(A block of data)

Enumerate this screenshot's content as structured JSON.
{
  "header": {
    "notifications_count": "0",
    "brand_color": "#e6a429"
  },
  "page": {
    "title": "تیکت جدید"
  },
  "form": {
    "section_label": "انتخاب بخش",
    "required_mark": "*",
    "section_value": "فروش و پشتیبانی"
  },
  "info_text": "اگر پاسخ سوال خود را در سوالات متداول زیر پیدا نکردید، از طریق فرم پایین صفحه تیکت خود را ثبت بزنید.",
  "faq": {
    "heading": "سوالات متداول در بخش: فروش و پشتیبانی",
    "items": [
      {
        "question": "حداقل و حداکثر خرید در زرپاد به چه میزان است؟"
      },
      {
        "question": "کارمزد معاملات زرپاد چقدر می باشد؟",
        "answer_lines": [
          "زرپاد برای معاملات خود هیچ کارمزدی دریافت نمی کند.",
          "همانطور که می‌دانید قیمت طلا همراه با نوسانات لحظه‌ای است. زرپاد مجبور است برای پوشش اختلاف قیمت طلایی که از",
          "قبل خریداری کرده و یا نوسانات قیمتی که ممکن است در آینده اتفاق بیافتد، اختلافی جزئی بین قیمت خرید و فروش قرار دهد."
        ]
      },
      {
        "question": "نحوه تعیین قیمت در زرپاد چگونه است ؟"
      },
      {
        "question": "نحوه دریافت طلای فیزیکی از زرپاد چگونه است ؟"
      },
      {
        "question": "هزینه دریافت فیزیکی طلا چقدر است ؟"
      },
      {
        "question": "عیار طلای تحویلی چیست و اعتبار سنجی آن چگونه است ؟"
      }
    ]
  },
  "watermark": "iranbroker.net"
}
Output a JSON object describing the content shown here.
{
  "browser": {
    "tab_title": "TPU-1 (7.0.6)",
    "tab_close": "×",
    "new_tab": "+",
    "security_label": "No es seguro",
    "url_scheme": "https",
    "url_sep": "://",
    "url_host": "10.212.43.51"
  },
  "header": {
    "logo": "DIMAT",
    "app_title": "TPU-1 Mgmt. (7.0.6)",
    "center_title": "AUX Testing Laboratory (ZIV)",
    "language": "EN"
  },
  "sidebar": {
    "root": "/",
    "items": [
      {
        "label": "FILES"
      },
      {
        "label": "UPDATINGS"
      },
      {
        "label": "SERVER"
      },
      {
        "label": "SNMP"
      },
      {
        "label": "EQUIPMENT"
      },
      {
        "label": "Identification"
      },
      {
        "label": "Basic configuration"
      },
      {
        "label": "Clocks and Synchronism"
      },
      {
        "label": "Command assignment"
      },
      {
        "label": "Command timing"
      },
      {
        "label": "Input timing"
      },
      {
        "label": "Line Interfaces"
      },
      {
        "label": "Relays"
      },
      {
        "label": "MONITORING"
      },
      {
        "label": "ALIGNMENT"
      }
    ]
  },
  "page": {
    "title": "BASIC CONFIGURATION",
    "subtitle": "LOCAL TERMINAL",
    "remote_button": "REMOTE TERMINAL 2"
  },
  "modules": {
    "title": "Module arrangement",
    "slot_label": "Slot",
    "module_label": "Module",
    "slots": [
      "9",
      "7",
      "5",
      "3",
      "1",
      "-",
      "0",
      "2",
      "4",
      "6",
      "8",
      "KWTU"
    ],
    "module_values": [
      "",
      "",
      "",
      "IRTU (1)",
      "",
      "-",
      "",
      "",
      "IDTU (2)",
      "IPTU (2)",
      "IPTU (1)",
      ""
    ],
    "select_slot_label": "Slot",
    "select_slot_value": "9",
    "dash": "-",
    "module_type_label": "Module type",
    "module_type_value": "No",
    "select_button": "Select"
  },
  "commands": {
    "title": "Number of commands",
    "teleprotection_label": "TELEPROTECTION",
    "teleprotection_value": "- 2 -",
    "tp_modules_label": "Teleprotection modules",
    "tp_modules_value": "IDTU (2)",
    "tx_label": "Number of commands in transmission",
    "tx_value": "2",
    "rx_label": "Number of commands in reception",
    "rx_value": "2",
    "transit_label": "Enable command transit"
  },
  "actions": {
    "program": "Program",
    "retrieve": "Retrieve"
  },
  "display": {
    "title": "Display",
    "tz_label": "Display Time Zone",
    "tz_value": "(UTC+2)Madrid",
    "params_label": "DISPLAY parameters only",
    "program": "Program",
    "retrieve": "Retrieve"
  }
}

§ **OBJECTIVE**
List every line above that contains the word "commands".

§ **THE REPLY**
  "commands": {
    "title": "Number of commands",
    "tx_label": "Number of commands in transmission",
    "rx_label": "Number of commands in reception",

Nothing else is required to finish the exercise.